> _YOUR INSTRUCTIONS_: Below is a block of records; repeat all of them exactly.

(Extracted records)
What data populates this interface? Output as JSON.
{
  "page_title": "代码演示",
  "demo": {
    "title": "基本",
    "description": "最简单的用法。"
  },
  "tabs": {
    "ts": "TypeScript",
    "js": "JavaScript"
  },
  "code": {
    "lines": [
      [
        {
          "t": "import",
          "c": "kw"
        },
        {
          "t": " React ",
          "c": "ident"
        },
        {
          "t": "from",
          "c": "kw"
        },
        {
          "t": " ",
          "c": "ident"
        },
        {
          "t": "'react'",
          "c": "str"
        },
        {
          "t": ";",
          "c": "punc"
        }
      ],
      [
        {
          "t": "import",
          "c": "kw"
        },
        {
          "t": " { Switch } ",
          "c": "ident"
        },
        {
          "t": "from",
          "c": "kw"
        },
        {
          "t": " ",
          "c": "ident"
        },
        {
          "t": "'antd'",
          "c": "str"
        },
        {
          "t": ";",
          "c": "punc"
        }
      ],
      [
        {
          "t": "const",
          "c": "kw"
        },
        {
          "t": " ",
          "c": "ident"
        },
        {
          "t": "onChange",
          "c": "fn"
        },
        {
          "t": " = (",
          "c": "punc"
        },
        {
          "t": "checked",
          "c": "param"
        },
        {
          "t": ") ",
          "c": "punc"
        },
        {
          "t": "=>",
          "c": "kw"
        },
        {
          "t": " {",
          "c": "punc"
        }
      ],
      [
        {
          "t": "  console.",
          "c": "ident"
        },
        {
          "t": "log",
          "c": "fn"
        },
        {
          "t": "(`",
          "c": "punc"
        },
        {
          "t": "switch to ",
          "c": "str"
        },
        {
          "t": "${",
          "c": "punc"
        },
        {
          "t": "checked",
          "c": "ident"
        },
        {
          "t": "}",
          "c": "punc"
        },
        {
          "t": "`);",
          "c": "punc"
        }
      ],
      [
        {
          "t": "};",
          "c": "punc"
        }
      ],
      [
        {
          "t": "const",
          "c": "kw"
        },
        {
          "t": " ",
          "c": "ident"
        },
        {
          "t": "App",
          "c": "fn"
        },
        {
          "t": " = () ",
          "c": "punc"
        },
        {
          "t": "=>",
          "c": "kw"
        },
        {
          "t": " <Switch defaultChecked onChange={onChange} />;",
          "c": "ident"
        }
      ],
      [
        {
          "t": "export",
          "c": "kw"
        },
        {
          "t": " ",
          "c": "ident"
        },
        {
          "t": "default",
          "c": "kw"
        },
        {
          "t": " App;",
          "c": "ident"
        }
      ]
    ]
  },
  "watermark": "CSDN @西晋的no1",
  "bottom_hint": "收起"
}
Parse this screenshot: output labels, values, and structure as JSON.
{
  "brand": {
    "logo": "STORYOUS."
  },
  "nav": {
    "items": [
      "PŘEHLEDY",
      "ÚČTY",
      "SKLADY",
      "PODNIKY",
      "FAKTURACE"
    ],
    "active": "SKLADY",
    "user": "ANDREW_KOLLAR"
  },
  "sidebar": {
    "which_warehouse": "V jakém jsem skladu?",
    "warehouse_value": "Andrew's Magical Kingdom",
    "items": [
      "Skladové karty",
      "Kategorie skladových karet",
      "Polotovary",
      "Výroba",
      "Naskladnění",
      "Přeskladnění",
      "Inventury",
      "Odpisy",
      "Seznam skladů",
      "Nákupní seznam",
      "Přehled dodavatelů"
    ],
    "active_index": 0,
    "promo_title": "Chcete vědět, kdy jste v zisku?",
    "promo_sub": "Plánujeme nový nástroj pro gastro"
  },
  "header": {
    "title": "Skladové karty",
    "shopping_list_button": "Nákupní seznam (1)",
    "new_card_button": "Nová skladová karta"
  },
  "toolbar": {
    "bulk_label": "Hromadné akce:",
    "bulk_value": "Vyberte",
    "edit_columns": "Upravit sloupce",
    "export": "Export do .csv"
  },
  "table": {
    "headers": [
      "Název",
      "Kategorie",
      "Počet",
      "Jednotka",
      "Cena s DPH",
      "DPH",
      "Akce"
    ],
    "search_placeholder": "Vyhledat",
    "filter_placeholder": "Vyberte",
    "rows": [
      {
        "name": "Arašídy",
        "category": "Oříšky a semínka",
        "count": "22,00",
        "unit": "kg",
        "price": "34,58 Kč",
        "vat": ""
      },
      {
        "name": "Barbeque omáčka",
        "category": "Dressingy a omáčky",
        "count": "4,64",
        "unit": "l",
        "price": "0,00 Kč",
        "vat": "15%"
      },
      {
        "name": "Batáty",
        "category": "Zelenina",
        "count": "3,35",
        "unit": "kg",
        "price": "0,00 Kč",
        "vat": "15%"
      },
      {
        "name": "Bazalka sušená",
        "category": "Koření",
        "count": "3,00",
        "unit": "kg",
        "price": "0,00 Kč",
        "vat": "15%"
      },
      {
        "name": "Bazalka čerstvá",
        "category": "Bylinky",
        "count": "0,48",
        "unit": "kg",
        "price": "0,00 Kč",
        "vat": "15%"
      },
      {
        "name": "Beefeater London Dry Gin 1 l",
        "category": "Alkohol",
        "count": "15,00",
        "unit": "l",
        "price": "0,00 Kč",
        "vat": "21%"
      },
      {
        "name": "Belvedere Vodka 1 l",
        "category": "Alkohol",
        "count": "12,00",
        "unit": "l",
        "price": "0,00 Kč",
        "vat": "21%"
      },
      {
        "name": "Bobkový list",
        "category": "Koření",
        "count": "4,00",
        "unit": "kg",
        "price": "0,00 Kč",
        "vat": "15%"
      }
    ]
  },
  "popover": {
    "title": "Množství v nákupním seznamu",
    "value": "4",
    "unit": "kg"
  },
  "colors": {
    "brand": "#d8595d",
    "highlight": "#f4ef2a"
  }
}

> _WRITTEN ANSWER_:
What data populates this interface? Output as JSON.
{
  "page_title": "代码演示",
  "demo": {
    "title": "基本",
    "description": "最简单的用法。"
  },
  "tabs": {
    "ts": "TypeScript",
    "js": "JavaScript"
  },
  "code": {
    "lines": [
      [
        {
          "t": "import",
          "c": "kw"
        },
        {
          "t": " React ",
          "c": "ident"
        },
        {
          "t": "from",
          "c": "kw"
        },
        {
          "t": " ",
          "c": "ident"
        },
        {
          "t": "'react'",
          "c": "str"
        },
        {
          "t": ";",
          "c": "punc"
        }
      ],
      [
        {
          "t": "import",
          "c": "kw"
        },
        {
          "t": " { Switch } ",
          "c": "ident"
        },
        {
          "t": "from",
          "c": "kw"
        },
        {
          "t": " ",
          "c": "ident"
        },
        {
          "t": "'antd'",
          "c": "str"
        },
        {
          "t": ";",
          "c": "punc"
        }
      ],
      [
        {
          "t": "const",
          "c": "kw"
        },
        {
          "t": " ",
          "c": "ident"
        },
        {
          "t": "onChange",
          "c": "fn"
        },
        {
          "t": " = (",
          "c": "punc"
        },
        {
          "t": "checked",
          "c": "param"
        },
        {
          "t": ") ",
          "c": "punc"
        },
        {
          "t": "=>",
          "c": "kw"
        },
        {
          "t": " {",
          "c": "punc"
        }
      ],
      [
        {
          "t": "  console.",
          "c": "ident"
        },
        {
          "t": "log",
          "c": "fn"
        },
        {
          "t": "(`",
          "c": "punc"
        },
        {
          "t": "switch to ",
          "c": "str"
        },
        {
          "t": "${",
          "c": "punc"
        },
        {
          "t": "checked",
          "c": "ident"
        },
        {
          "t": "}",
          "c": "punc"
        },
        {
          "t": "`);",
          "c": "punc"
        }
      ],
      [
        {
          "t": "};",
          "c": "punc"
        }
      ],
      [
        {
          "t": "const",
          "c": "kw"
        },
        {
          "t": " ",
          "c": "ident"
        },
        {
          "t": "App",
          "c": "fn"
        },
        {
          "t": " = () ",
          "c": "punc"
        },
        {
          "t": "=>",
          "c": "kw"
        },
        {
          "t": " <Switch defaultChecked onChange={onChange} />;",
          "c": "ident"
        }
      ],
      [
        {
          "t": "export",
          "c": "kw"
        },
        {
          "t": " ",
          "c": "ident"
        },
        {
          "t": "default",
          "c": "kw"
        },
        {
          "t": " App;",
          "c": "ident"
        }
      ]
    ]
  },
  "watermark": "CSDN @西晋的no1",
  "bottom_hint": "收起"
}
Parse this screenshot: output labels, values, and structure as JSON.
{
  "brand": {
    "logo": "STORYOUS."
  },
  "nav": {
    "items": [
      "PŘEHLEDY",
      "ÚČTY",
      "SKLADY",
      "PODNIKY",
      "FAKTURACE"
    ],
    "active": "SKLADY",
    "user": "ANDREW_KOLLAR"
  },
  "sidebar": {
    "which_warehouse": "V jakém jsem skladu?",
    "warehouse_value": "Andrew's Magical Kingdom",
    "items": [
      "Skladové karty",
      "Kategorie skladových karet",
      "Polotovary",
      "Výroba",
      "Naskladnění",
      "Přeskladnění",
      "Inventury",
      "Odpisy",
      "Seznam skladů",
      "Nákupní seznam",
      "Přehled dodavatelů"
    ],
    "active_index": 0,
    "promo_title": "Chcete vědět, kdy jste v zisku?",
    "promo_sub": "Plánujeme nový nástroj pro gastro"
  },
  "header": {
    "title": "Skladové karty",
    "shopping_list_button": "Nákupní seznam (1)",
    "new_card_button": "Nová skladová karta"
  },
  "toolbar": {
    "bulk_label": "Hromadné akce:",
    "bulk_value": "Vyberte",
    "edit_columns": "Upravit sloupce",
    "export": "Export do .csv"
  },
  "table": {
    "headers": [
      "Název",
      "Kategorie",
      "Počet",
      "Jednotka",
      "Cena s DPH",
      "DPH",
      "Akce"
    ],
    "search_placeholder": "Vyhledat",
    "filter_placeholder": "Vyberte",
    "rows": [
      {
        "name": "Arašídy",
        "category": "Oříšky a semínka",
        "count": "22,00",
        "unit": "kg",
        "price": "34,58 Kč",
        "vat": ""
      },
      {
        "name": "Barbeque omáčka",
        "category": "Dressingy a omáčky",
        "count": "4,64",
        "unit": "l",
        "price": "0,00 Kč",
        "vat": "15%"
      },
      {
        "name": "Batáty",
        "category": "Zelenina",
        "count": "3,35",
        "unit": "kg",
        "price": "0,00 Kč",
        "vat": "15%"
      },
      {
        "name": "Bazalka sušená",
        "category": "Koření",
        "count": "3,00",
        "unit": "kg",
        "price": "0,00 Kč",
        "vat": "15%"
      },
      {
        "name": "Bazalka čerstvá",
        "category": "Bylinky",
        "count": "0,48",
        "unit": "kg",
        "price": "0,00 Kč",
        "vat": "15%"
      },
      {
        "name": "Beefeater London Dry Gin 1 l",
        "category": "Alkohol",
        "count": "15,00",
        "unit": "l",
        "price": "0,00 Kč",
        "vat": "21%"
      },
      {
        "name": "Belvedere Vodka 1 l",
        "category": "Alkohol",
        "count": "12,00",
        "unit": "l",
        "price": "0,00 Kč",
        "vat": "21%"
      },
      {
        "name": "Bobkový list",
        "category": "Koření",
        "count": "4,00",
        "unit": "kg",
        "price": "0,00 Kč",
        "vat": "15%"
      }
    ]
  },
  "popover": {
    "title": "Množství v nákupním seznamu",
    "value": "4",
    "unit": "kg"
  },
  "colors": {
    "brand": "#d8595d",
    "highlight": "#f4ef2a"
  }
}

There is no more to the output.